EXERCISE PROMPT: Find the string "against" in the data, and copy out each line that has it.

RECORDS below:

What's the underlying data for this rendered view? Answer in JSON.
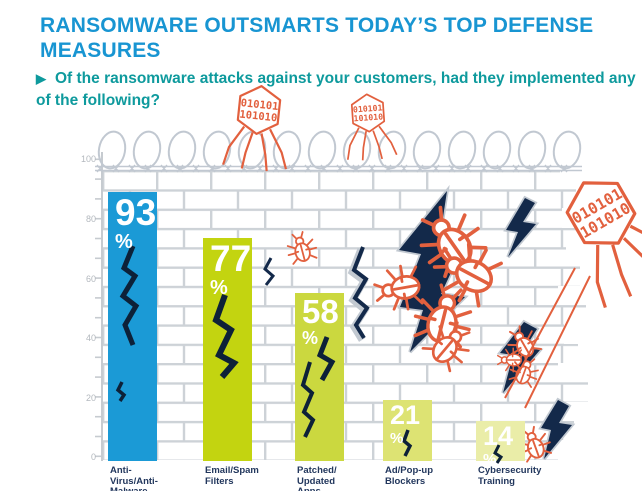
{
  "header": {
    "title": "RANSOMWARE OUTSMARTS TODAY’S TOP DEFENSE MEASURES",
    "subtitle_marker": "▶",
    "subtitle": "Of the ransomware attacks against your customers, had they implemented any of the following?"
  },
  "chart_data": {
    "type": "bar",
    "title": "RANSOMWARE OUTSMARTS TODAY’S TOP DEFENSE MEASURES",
    "question": "Of the ransomware attacks against your customers, had they implemented any of the following?",
    "categories": [
      "Anti-Virus/Anti-Malware",
      "Email/Spam Filters",
      "Patched/Updated Apps",
      "Ad/Pop-up Blockers",
      "Cybersecurity Training"
    ],
    "categories_wrapped": [
      "Anti-\nVirus/Anti-\nMalware",
      "Email/Spam\nFilters",
      "Patched/\nUpdated\nApps",
      "Ad/Pop-up\nBlockers",
      "Cybersecurity\nTraining"
    ],
    "values": [
      93,
      77,
      58,
      21,
      14
    ],
    "unit": "%",
    "ylim": [
      0,
      100
    ],
    "ytick_labels": [
      "100",
      "80",
      "60",
      "40",
      "20",
      "0"
    ],
    "grid": "none (brick-wall backdrop, ticks every 20)",
    "legend": "none",
    "bar_colors": [
      "#1b9ad6",
      "#c3d410",
      "#cbd83f",
      "#dde373",
      "#eaeda8"
    ],
    "value_label_color": "#ffffff"
  },
  "decorations": {
    "binary_line1": "010101",
    "binary_line2": "101010",
    "icon_names": [
      "barbed-wire",
      "brick-wall",
      "virus-phage-icon",
      "bug-icon",
      "lightning-crack-icon"
    ],
    "colors": {
      "accent_orange": "#e2603e",
      "navy": "#13294a",
      "wall_mortar": "#cdd2d7",
      "wire_gray": "#c1c8d1"
    }
  }
}
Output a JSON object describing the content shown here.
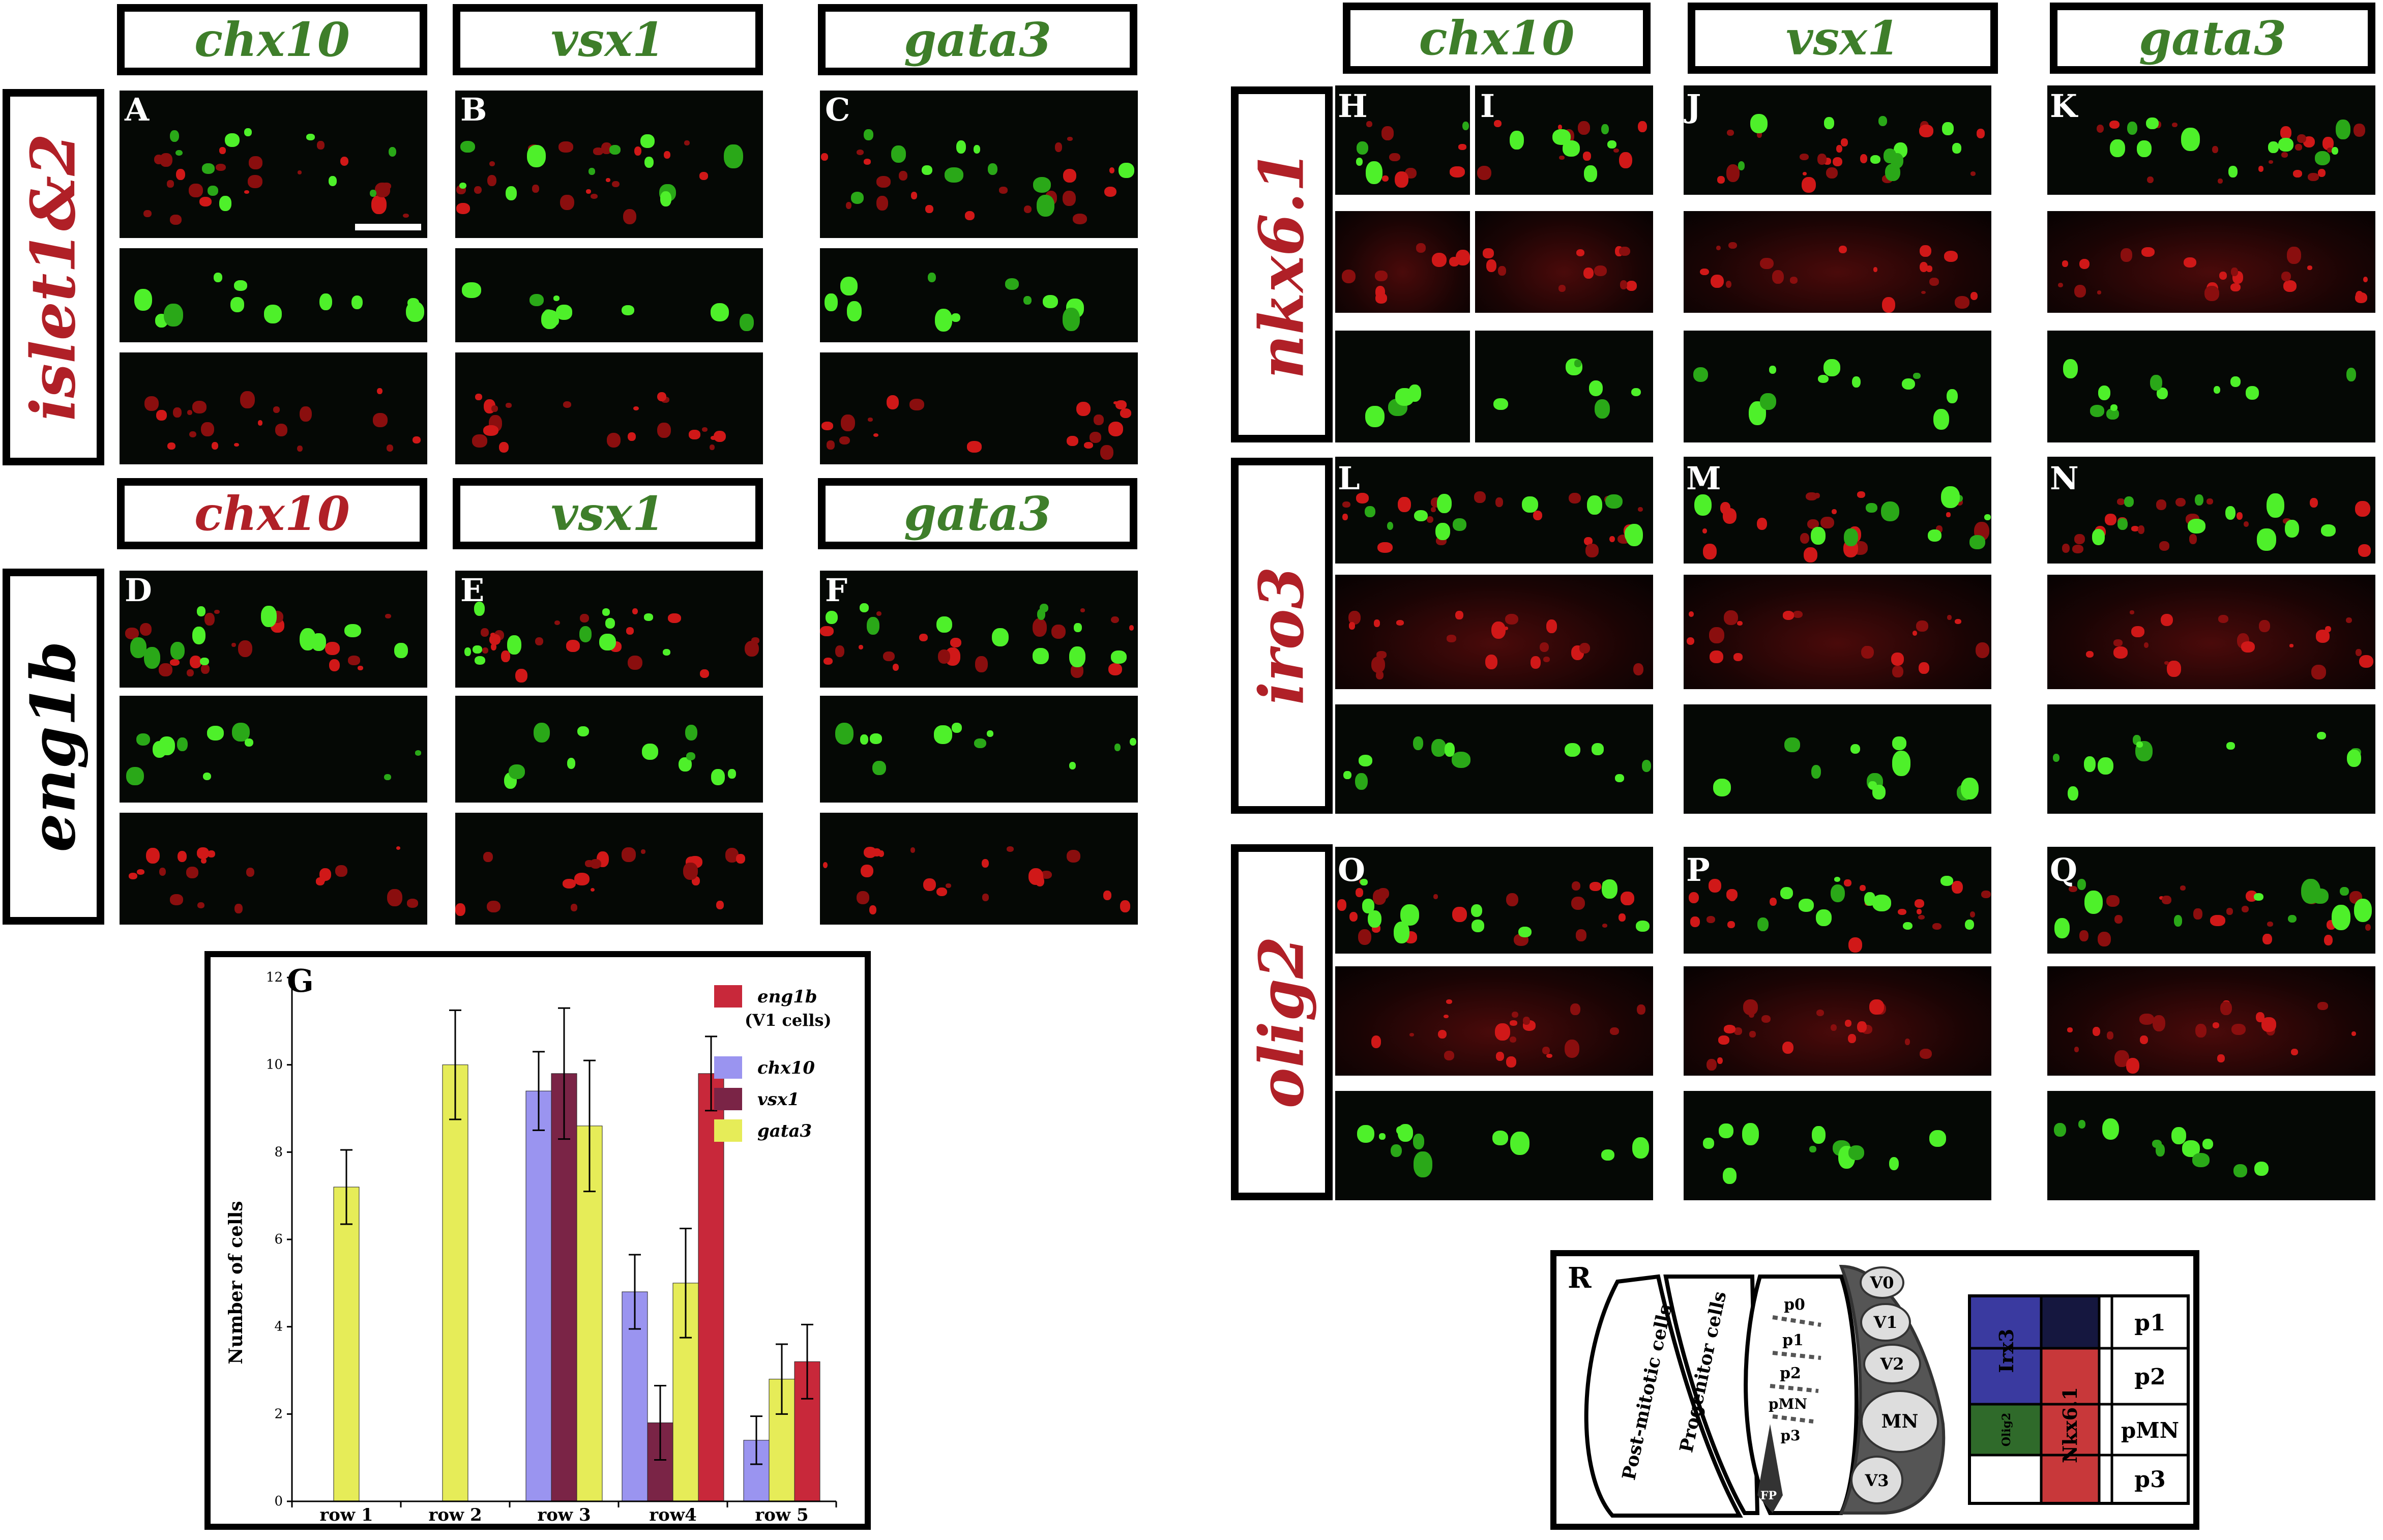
{
  "left_block": {
    "headers_top": [
      "chx10",
      "vsx1",
      "gata3"
    ],
    "headers_top_colors": [
      "#3e7e2a",
      "#3e7e2a",
      "#3e7e2a"
    ],
    "headers_mid": [
      "chx10",
      "vsx1",
      "gata3"
    ],
    "headers_mid_colors": [
      "#b02027",
      "#3e7e2a",
      "#3e7e2a"
    ],
    "row_labels": [
      "islet1&2",
      "eng1b"
    ],
    "row_label_colors": [
      "#b02027",
      "#000000"
    ],
    "panel_letters_top": [
      "A",
      "B",
      "C"
    ],
    "panel_letters_mid": [
      "D",
      "E",
      "F"
    ]
  },
  "right_block": {
    "headers": [
      "chx10",
      "vsx1",
      "gata3"
    ],
    "row_labels": [
      "nkx6.1",
      "iro3",
      "olig2"
    ],
    "panel_letters": [
      [
        "H",
        "I",
        "J",
        "K"
      ],
      [
        "L",
        "M",
        "N"
      ],
      [
        "O",
        "P",
        "Q"
      ]
    ]
  },
  "chart_data": {
    "type": "bar",
    "panel_letter": "G",
    "ylabel": "Number of cells",
    "ylim": [
      0,
      12
    ],
    "yticks": [
      "0",
      "2",
      "4",
      "6",
      "8",
      "10",
      "12"
    ],
    "categories": [
      "row 1",
      "row 2",
      "row 3",
      "row4",
      "row 5"
    ],
    "legend_placement": "top-right",
    "legend": [
      {
        "name": "eng1b",
        "note": "(V1 cells)",
        "color": "#c8283a"
      },
      {
        "name": "chx10",
        "color": "#9a94f0"
      },
      {
        "name": "vsx1",
        "color": "#7a2446"
      },
      {
        "name": "gata3",
        "color": "#e6ec58"
      }
    ],
    "series": [
      {
        "name": "chx10",
        "color": "#9a94f0",
        "values": [
          null,
          null,
          9.4,
          4.8,
          1.4
        ],
        "errors": [
          null,
          null,
          0.9,
          0.85,
          0.55
        ]
      },
      {
        "name": "vsx1",
        "color": "#7a2446",
        "values": [
          null,
          null,
          9.8,
          1.8,
          null
        ],
        "errors": [
          null,
          null,
          1.5,
          0.85,
          null
        ]
      },
      {
        "name": "gata3",
        "color": "#e6ec58",
        "values": [
          7.2,
          10.0,
          8.6,
          5.0,
          2.8
        ],
        "errors": [
          0.85,
          1.25,
          1.5,
          1.25,
          0.8
        ]
      },
      {
        "name": "eng1b",
        "color": "#c8283a",
        "values": [
          null,
          null,
          null,
          9.8,
          3.2
        ],
        "errors": [
          null,
          null,
          null,
          0.85,
          0.85
        ]
      }
    ]
  },
  "diagram_r": {
    "panel_letter": "R",
    "text_postmitotic": "Post-mitotic cells",
    "text_progenitor": "Progenitor cells",
    "progenitor_domains": [
      "p0",
      "p1",
      "p2",
      "pMN",
      "p3"
    ],
    "floor_plate": "FP",
    "neuron_domains": [
      "V0",
      "V1",
      "V2",
      "MN",
      "V3"
    ],
    "table_rows": [
      "p1",
      "p2",
      "pMN",
      "p3"
    ],
    "irx3_label": "Irx3",
    "olig2_label": "Olig2",
    "nkx61_label": "Nkx6.1",
    "colors": {
      "irx3": "#3a3aa0",
      "olig2": "#2f6a2a",
      "nkx61": "#c8383a",
      "navy": "#15173f"
    }
  }
}
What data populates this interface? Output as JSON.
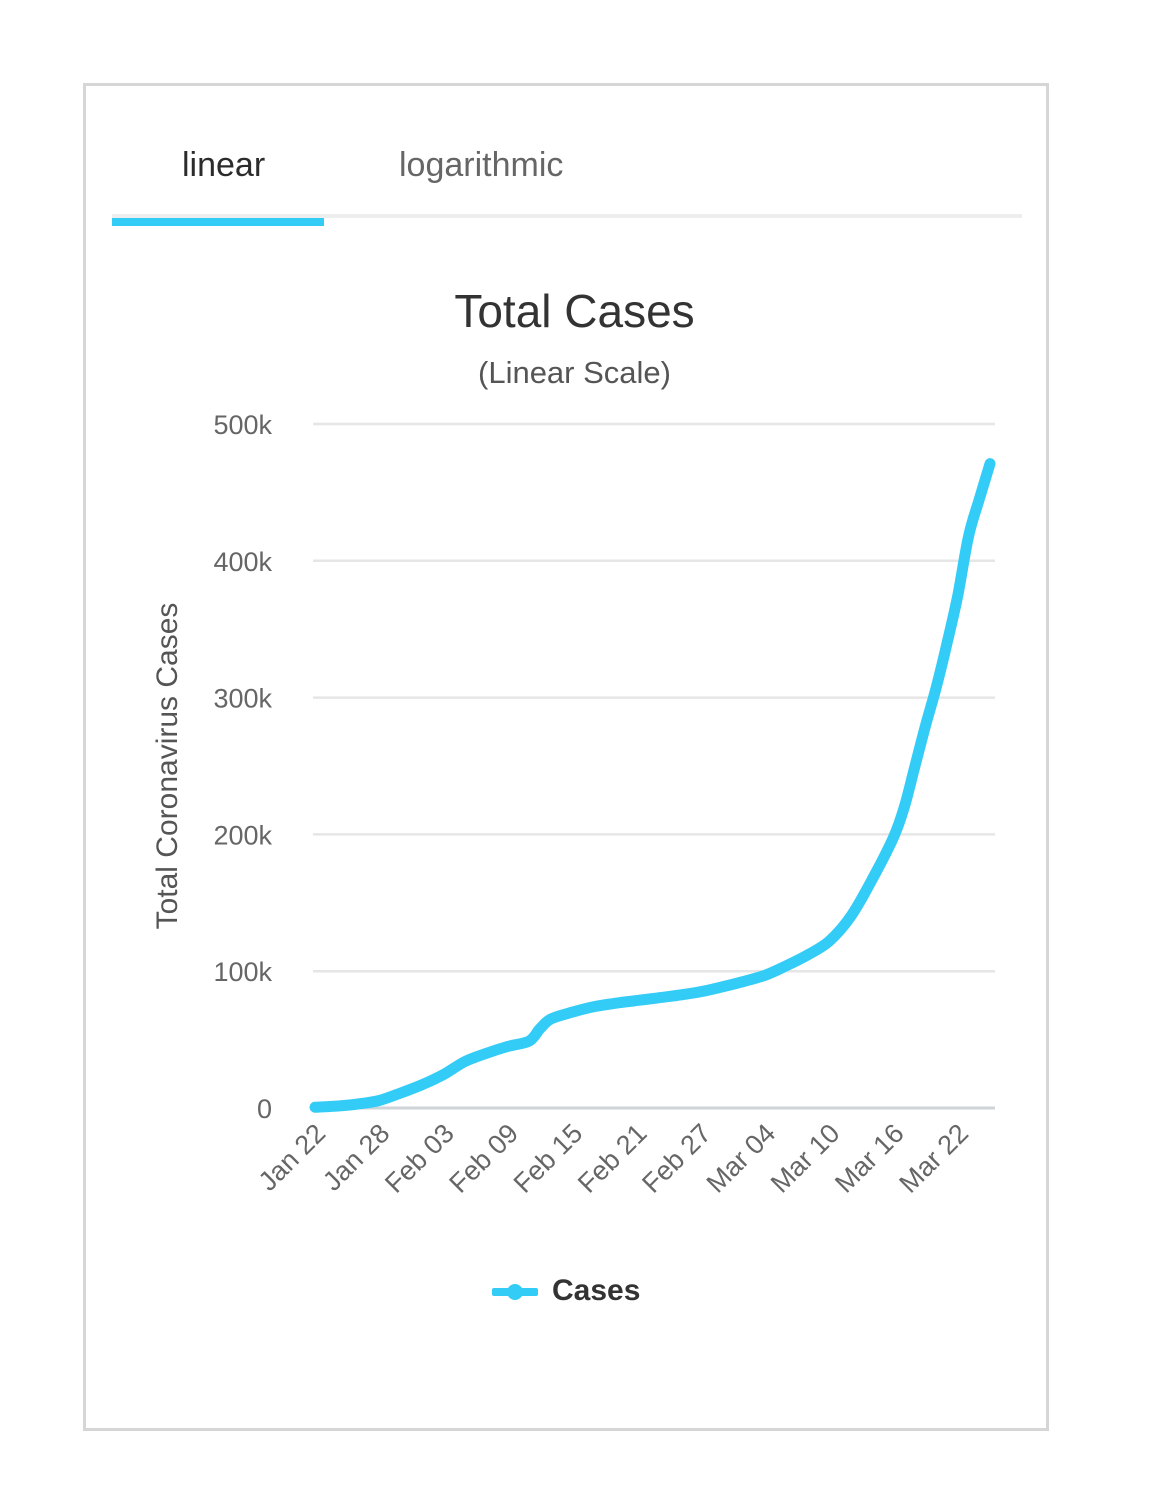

End of RECORDS.

EXERCISE OUTPUT:
    "subtitle": "Of the ransomware attacks against your customers, had they implemented any of the following?"
    "question": "Of the ransomware attacks against your customers, had they implemented any of the following?",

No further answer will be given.